## Begin Record excerpts

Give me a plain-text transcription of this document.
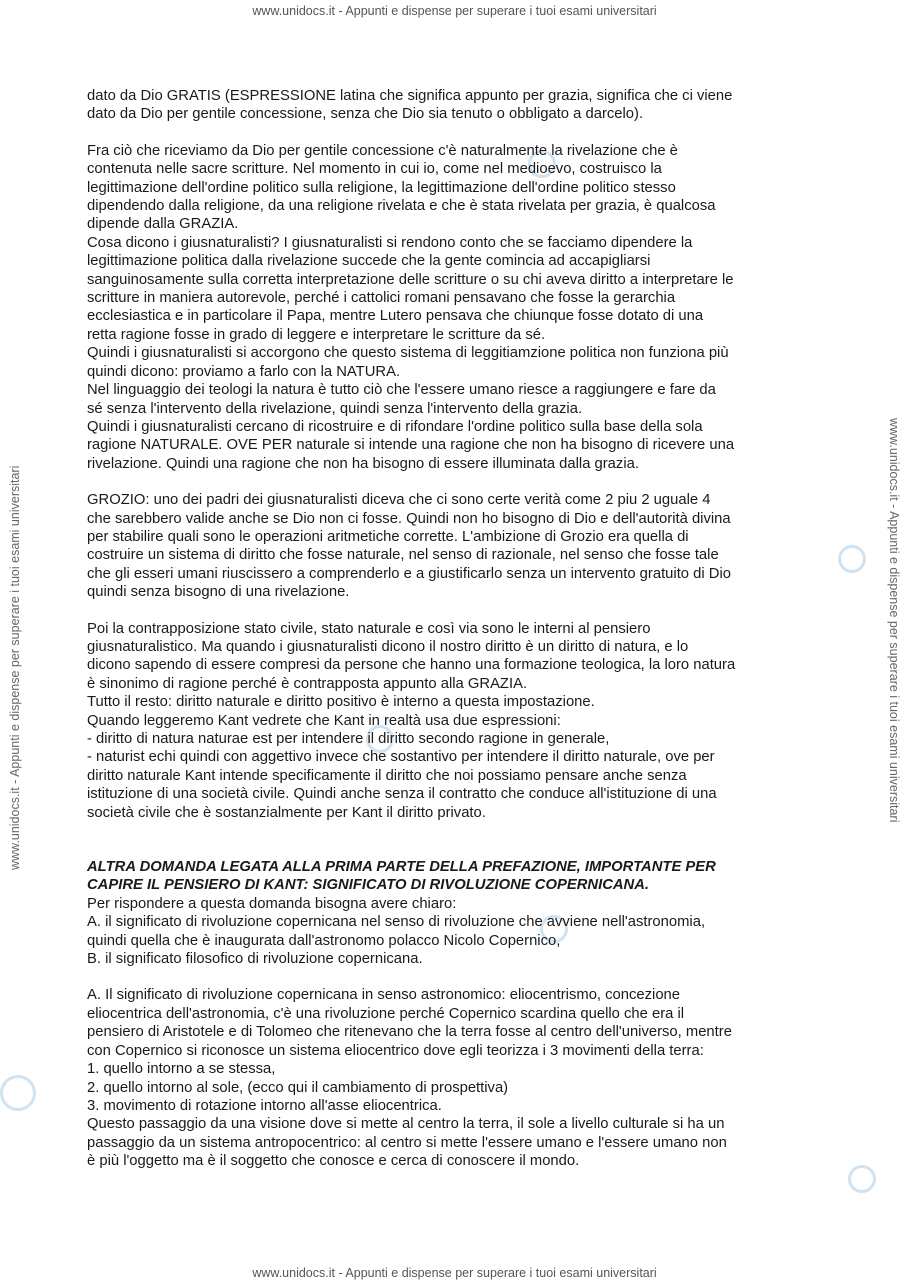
www.unidocs.it - Appunti e dispense per superare i tuoi esami universitari
www.unidocs.it - Appunti e dispense per superare i tuoi esami universitari	www.unidocs.it - Appunti e dispense per superare i tuoi esami universitari

dato da Dio GRATIS (ESPRESSIONE latina che significa appunto per grazia, significa che ci viene
dato da Dio per gentile concessione, senza che Dio sia tenuto o obbligato a darcelo).

Fra ciò che riceviamo da Dio per gentile concessione c'è naturalmente la rivelazione che è
contenuta nelle sacre scritture. Nel momento in cui io, come nel medioevo, costruisco la
legittimazione dell'ordine politico sulla religione, la legittimazione dell'ordine politico stesso
dipendendo dalla religione, da una religione rivelata e che è stata rivelata per grazia, è qualcosa
dipende dalla GRAZIA.
Cosa dicono i giusnaturalisti? I giusnaturalisti si rendono conto che se facciamo dipendere la
legittimazione politica dalla rivelazione succede che la gente comincia ad accapigliarsi
sanguinosamente sulla corretta interpretazione delle scritture o su chi aveva diritto a interpretare le
scritture in maniera autorevole, perché i cattolici romani pensavano che fosse la gerarchia
ecclesiastica e in particolare il Papa, mentre Lutero pensava che chiunque fosse dotato di una
retta ragione fosse in grado di leggere e interpretare le scritture da sé.
Quindi i giusnaturalisti si accorgono che questo sistema di leggitiamzione politica non funziona più
quindi dicono: proviamo a farlo con la NATURA.
Nel linguaggio dei teologi la natura è tutto ciò che l'essere umano riesce a raggiungere e fare da
sé senza l'intervento della rivelazione, quindi senza l'intervento della grazia.
Quindi i giusnaturalisti cercano di ricostruire e di rifondare l'ordine politico sulla base della sola
ragione NATURALE. OVE PER naturale si intende una ragione che non ha bisogno di ricevere una
rivelazione. Quindi una ragione che non ha bisogno di essere illuminata dalla grazia.

GROZIO: uno dei padri dei giusnaturalisti diceva che ci sono certe verità come 2 piu 2 uguale 4
che sarebbero valide anche se Dio non ci fosse. Quindi non ho bisogno di Dio e dell'autorità divina
per stabilire quali sono le operazioni aritmetiche corrette. L'ambizione di Grozio era quella di
costruire un sistema di diritto che fosse naturale, nel senso di razionale, nel senso che fosse tale
che gli esseri umani riuscissero a comprenderlo e a giustificarlo senza un intervento gratuito di Dio
quindi senza bisogno di una rivelazione.

Poi la contrapposizione stato civile, stato naturale e così via sono le interni al pensiero
giusnaturalistico. Ma quando i giusnaturalisti dicono il nostro diritto è un diritto di natura, e lo
dicono sapendo di essere compresi da persone che hanno una formazione teologica, la loro natura
è sinonimo di ragione perché è contrapposta appunto alla GRAZIA.
Tutto il resto: diritto naturale e diritto positivo è interno a questa impostazione.
Quando leggeremo Kant vedrete che Kant in realtà usa due espressioni:
- diritto di natura naturae est per intendere il diritto secondo ragione in generale,
- naturist echi quindi con aggettivo invece che sostantivo per intendere il diritto naturale, ove per
diritto naturale Kant intende specificamente il diritto che noi possiamo pensare anche senza
istituzione di una società civile. Quindi anche senza il contratto che conduce all'istituzione di una
società civile che è sostanzialmente per Kant il diritto privato.

ALTRA DOMANDA LEGATA ALLA PRIMA PARTE DELLA PREFAZIONE, IMPORTANTE PER
CAPIRE IL PENSIERO DI KANT: SIGNIFICATO DI RIVOLUZIONE COPERNICANA.

Per rispondere a questa domanda bisogna avere chiaro:
A. il significato di rivoluzione copernicana nel senso di rivoluzione che avviene nell'astronomia,
quindi quella che è inaugurata dall'astronomo polacco Nicolo Copernico,
B. il significato filosofico di rivoluzione copernicana.

A. Il significato di rivoluzione copernicana in senso astronomico: eliocentrismo, concezione
eliocentrica dell'astronomia, c'è una rivoluzione perché Copernico scardina quello che era il
pensiero di Aristotele e di Tolomeo che ritenevano che la terra fosse al centro dell'universo, mentre
con Copernico si riconosce un sistema eliocentrico dove egli teorizza i 3 movimenti della terra:
1. quello intorno a se stessa,
2. quello intorno al sole, (ecco qui il cambiamento di prospettiva)
3. movimento di rotazione intorno all'asse eliocentrica.
Questo passaggio da una visione dove si mette al centro la terra, il sole a livello culturale si ha un
passaggio da un sistema antropocentrico: al centro si mette l'essere umano e l'essere umano non
è più l'oggetto ma è il soggetto che conosce e cerca di conoscere il mondo.

www.unidocs.it - Appunti e dispense per superare i tuoi esami universitari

## End Record excerpts

### Aim
Copy each line of the preceding data that contains the string "dove".

### Response for this exercise
con Copernico si riconosce un sistema eliocentrico dove egli teorizza i 3 movimenti della terra:
Questo passaggio da una visione dove si mette al centro la terra, il sole a livello culturale si ha un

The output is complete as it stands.